## Jouw opdracht
Met welke vereniging werd volgens het interview over ‘The Whale’ samengewerkt om van Charlie een echte persoon te maken?

## Aangeleverde tekst
»»

Charlie, je personage, is een opmerkelijke figuur, en niet alleen omdat hij 270 kilo weegt. Wat trok je vooral aan in de rol?
Brendan Fraser: «De film is gebaseerd op een toneelstuk van Sam Hunter. Die tekst alleen al is prachtig. Bovendien kreeg ik de kans om samen te werken met een regisseur als Darren Aronofsky, die ik al bewonder sinds ‘Requiem for a Dream’. Ik keek er ook naar uit om dat personage tot leven te wekken in al zijn gelaagdheid. Zoals je zegt, heeft Charlie meer te bieden dan enkel dat gigantische lichaam. Hij is een vader en een leraar en een gevoelige ziel met gebreken en talenten. En hij weet dat er hem maar weinig tijd meer rest.»
Charlie heeft een dochter. Kon je putten uit je eigen ervaringen als vader?
«Ik weet hoeveel liefde je voelt voor je kinderen. Daarom is het ook zo triest dat Charlie toch zijn dochter in de steek liet toen ze amper acht was. Maar dat deed hij omdat hij hopeloos verliefd was geworden en dat geluk niet wou opgeven. Het conflict tussen zijn passie en zijn gevoelens als vader was een van de redenen waarom ik veel empathie voel met hem.»
‘The Whale’ krijgt kritiek omdat je als hoofdacteur een zogenaamde ‘fat suit’ draagt om er veel dikker uit te zien dan je bent, in plaats van de rol te geven aan een echt zwaarlijvige acteur. Wat antwoord je daarop?
«Ik kan enkel zeggen dat we Charlie met het grootste respect hebben benaderd. We wilden zo authentiek mogelijk te werk gaan. Ik weet heel goed dat dit soort make-up in het verleden vooral werd gebruikt om dikke mensen uit te lachen of om er monsters van te maken. Wij wilden tonen dat het ook anders kan, met medeleven en begrip en zin voor verantwoordelijkheid. Daarom hebben we ook samengewerkt met de Obesity Action Coalition, een vereniging die duizenden zwaarlijvige mensen vertegenwoordigt. Zij hebben ons enorm geholpen om van Charlie een echte persoon te maken.»
Begrijp je de kritiek?

««

## Aangeleverd materiaal
»»

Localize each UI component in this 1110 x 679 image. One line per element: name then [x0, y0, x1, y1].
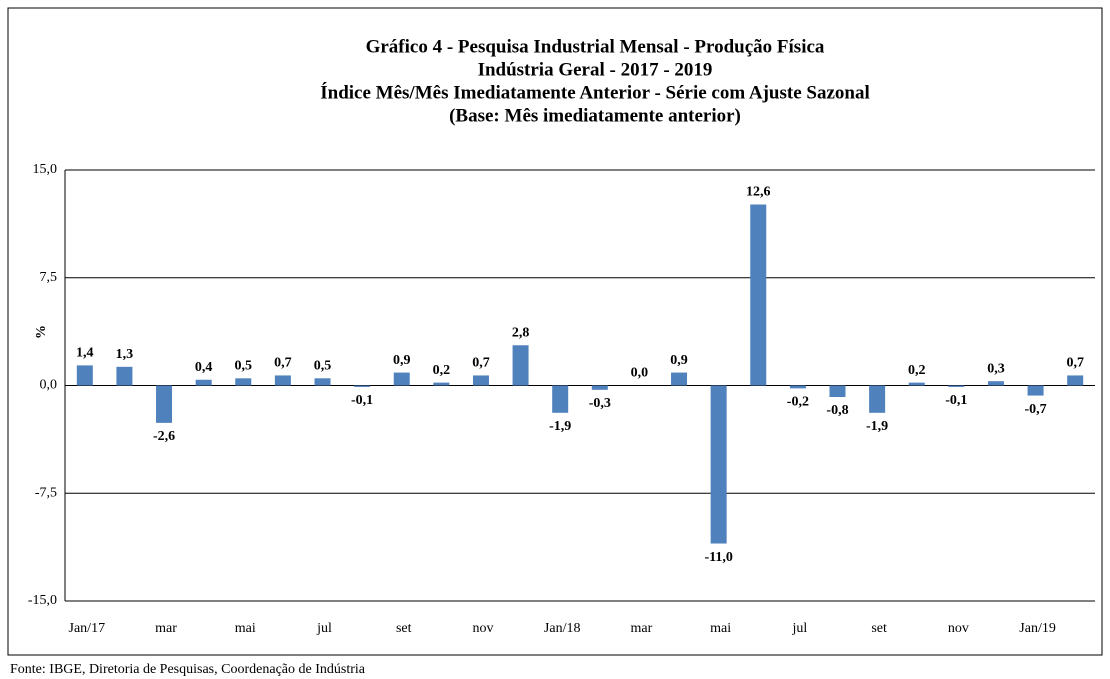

««

## Resultaat
Met de Obesity Action Coalition.